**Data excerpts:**

-- START --

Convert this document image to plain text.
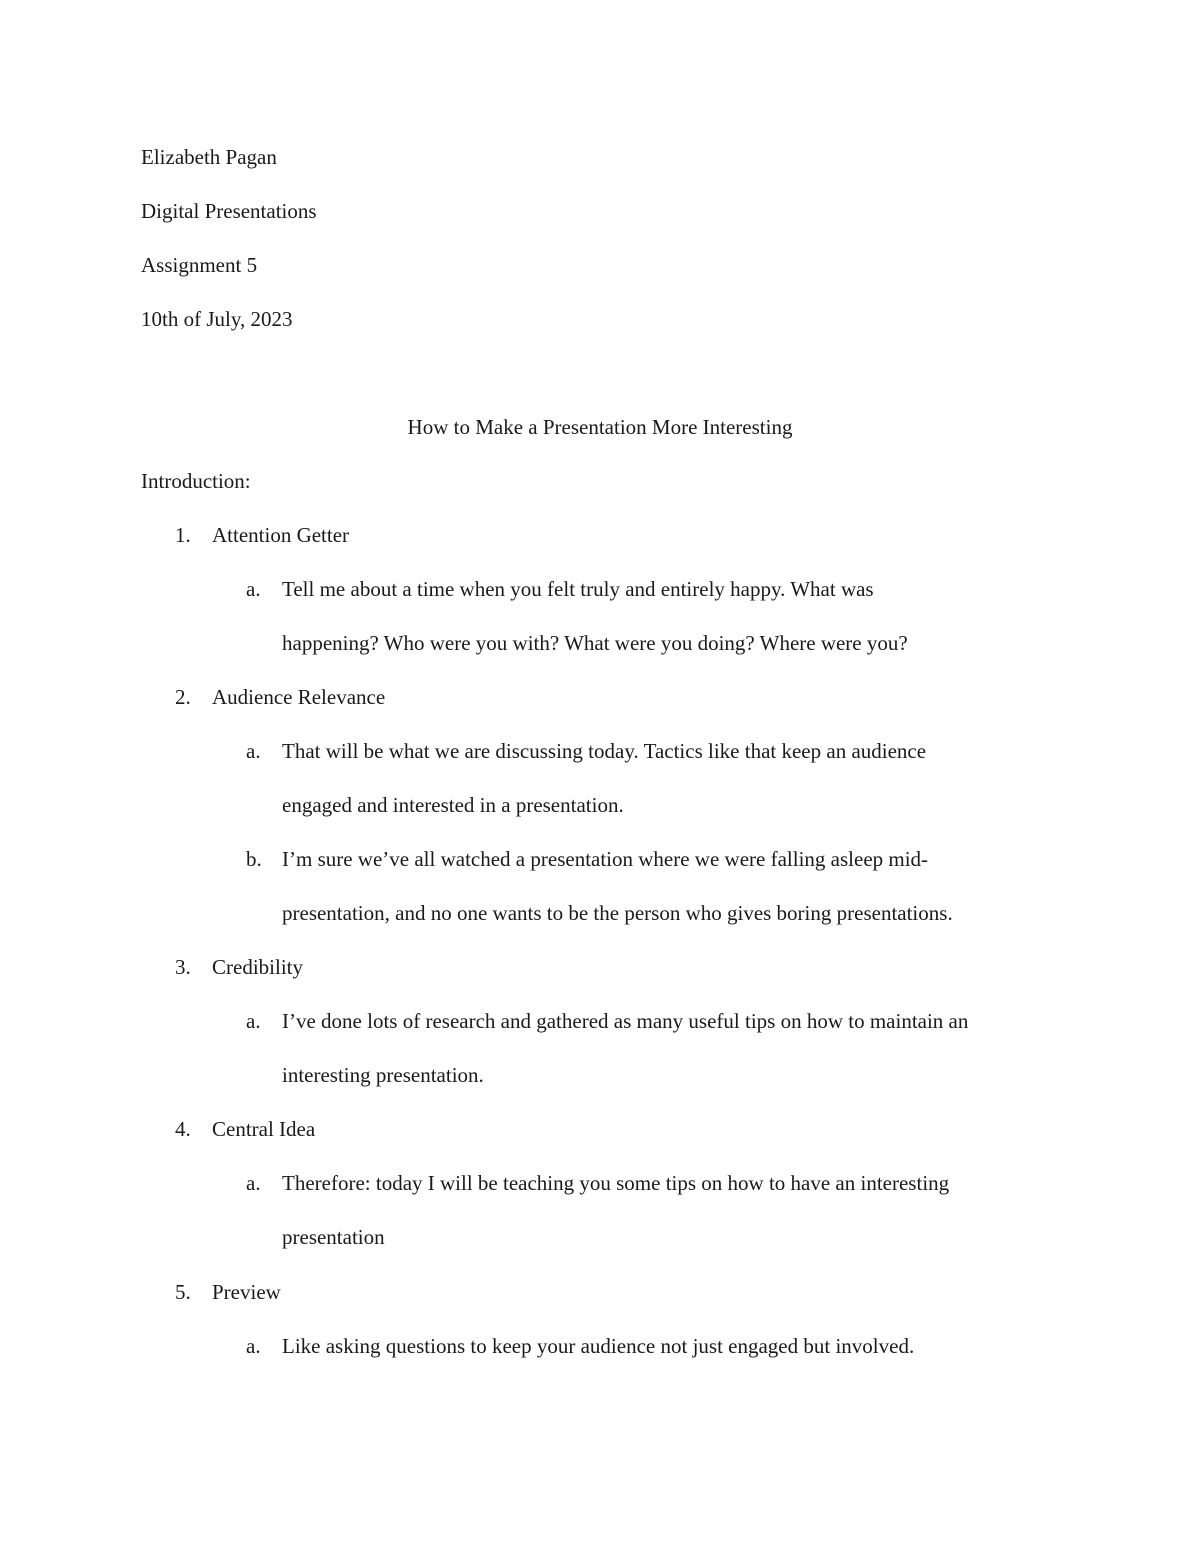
Elizabeth Pagan
Digital Presentations
Assignment 5
10th of July, 2023
How to Make a Presentation More Interesting
Introduction:
1. Attention Getter
a. Tell me about a time when you felt truly and entirely happy. What was
happening? Who were you with? What were you doing? Where were you?
2. Audience Relevance
a. That will be what we are discussing today. Tactics like that keep an audience
engaged and interested in a presentation.
b. I’m sure we’ve all watched a presentation where we were falling asleep mid-
presentation, and no one wants to be the person who gives boring presentations.
3. Credibility
a. I’ve done lots of research and gathered as many useful tips on how to maintain an
interesting presentation.
4. Central Idea
a. Therefore: today I will be teaching you some tips on how to have an interesting
presentation
5. Preview
a. Like asking questions to keep your audience not just engaged but involved.
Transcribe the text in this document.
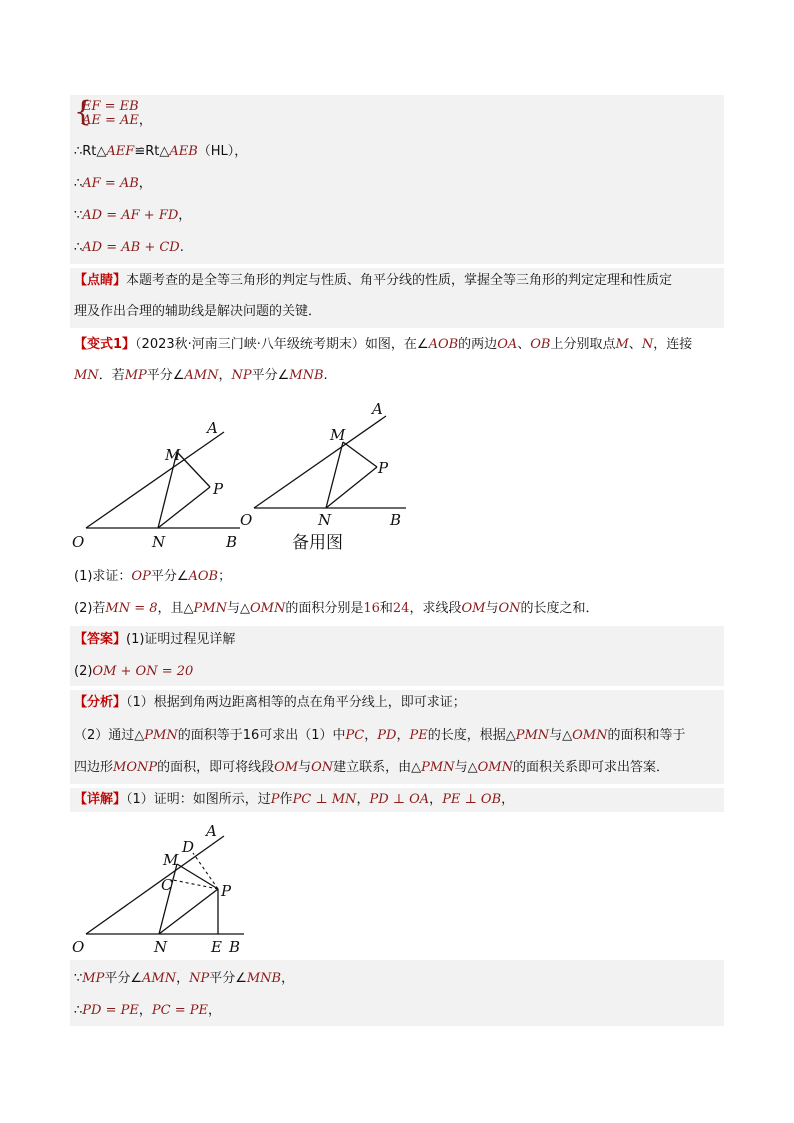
{
EF = EB
AE = AE，
∴Rt△AEF≌Rt△AEB（HL），
∴AF = AB，
∵AD = AF + FD，
∴AD = AB + CD.
【点睛】本题考查的是全等三角形的判定与性质、角平分线的性质，掌握全等三角形的判定定理和性质定
理及作出合理的辅助线是解决问题的关键．
【变式1】（2023秋·河南三门峡·八年级统考期末）如图，在∠AOB的两边OA、OB上分别取点M、N，连接
MN．若MP平分∠AMN，NP平分∠MNB.
A
M
P
O	N	B
A
M
P
O	N	B
备用图
(1)求证：OP平分∠AOB；
(2)若MN = 8，且△PMN与△OMN的面积分别是16和24，求线段OM与ON的长度之和．
【答案】(1)证明过程见详解
(2)OM + ON = 20
【分析】（1）根据到角两边距离相等的点在角平分线上，即可求证；
（2）通过△PMN的面积等于16可求出（1）中PC，PD，PE的长度，根据△PMN与△OMN的面积和等于
四边形MONP的面积，即可将线段OM与ON建立联系，由△PMN与△OMN的面积关系即可求出答案．
【详解】（1）证明：如图所示，过P作PC ⊥ MN，PD ⊥ OA，PE ⊥ OB，
A
D
M
C	P
O	N	E B
∵MP平分∠AMN，NP平分∠MNB，
∴PD = PE，PC = PE，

-- END --

**What to produce:** Reproduce all of the entries word for word, skipping any pictures they hold.

**Exercise answer:**
Convert this document image to plain text.
Elizabeth Pagan
Digital Presentations
Assignment 5
10th of July, 2023
How to Make a Presentation More Interesting
Introduction:
1. Attention Getter
a. Tell me about a time when you felt truly and entirely happy. What was
happening? Who were you with? What were you doing? Where were you?
2. Audience Relevance
a. That will be what we are discussing today. Tactics like that keep an audience
engaged and interested in a presentation.
b. I’m sure we’ve all watched a presentation where we were falling asleep mid-
presentation, and no one wants to be the person who gives boring presentations.
3. Credibility
a. I’ve done lots of research and gathered as many useful tips on how to maintain an
interesting presentation.
4. Central Idea
a. Therefore: today I will be teaching you some tips on how to have an interesting
presentation
5. Preview
a. Like asking questions to keep your audience not just engaged but involved.
Transcribe the text in this document.
{
EF = EB
AE = AE，
∴Rt△AEF≌Rt△AEB（HL），
∴AF = AB，
∵AD = AF + FD，
∴AD = AB + CD.
【点睛】本题考查的是全等三角形的判定与性质、角平分线的性质，掌握全等三角形的判定定理和性质定
理及作出合理的辅助线是解决问题的关键．
【变式1】（2023秋·河南三门峡·八年级统考期末）如图，在∠AOB的两边OA、OB上分别取点M、N，连接
MN．若MP平分∠AMN，NP平分∠MNB.
A
M
P
O	N	B
A
M
P
O	N	B
备用图
(1)求证：OP平分∠AOB；
(2)若MN = 8，且△PMN与△OMN的面积分别是16和24，求线段OM与ON的长度之和．
【答案】(1)证明过程见详解
(2)OM + ON = 20
【分析】（1）根据到角两边距离相等的点在角平分线上，即可求证；
（2）通过△PMN的面积等于16可求出（1）中PC，PD，PE的长度，根据△PMN与△OMN的面积和等于
四边形MONP的面积，即可将线段OM与ON建立联系，由△PMN与△OMN的面积关系即可求出答案．
【详解】（1）证明：如图所示，过P作PC ⊥ MN，PD ⊥ OA，PE ⊥ OB，
A
D
M
C	P
O	N	E B
∵MP平分∠AMN，NP平分∠MNB，
∴PD = PE，PC = PE，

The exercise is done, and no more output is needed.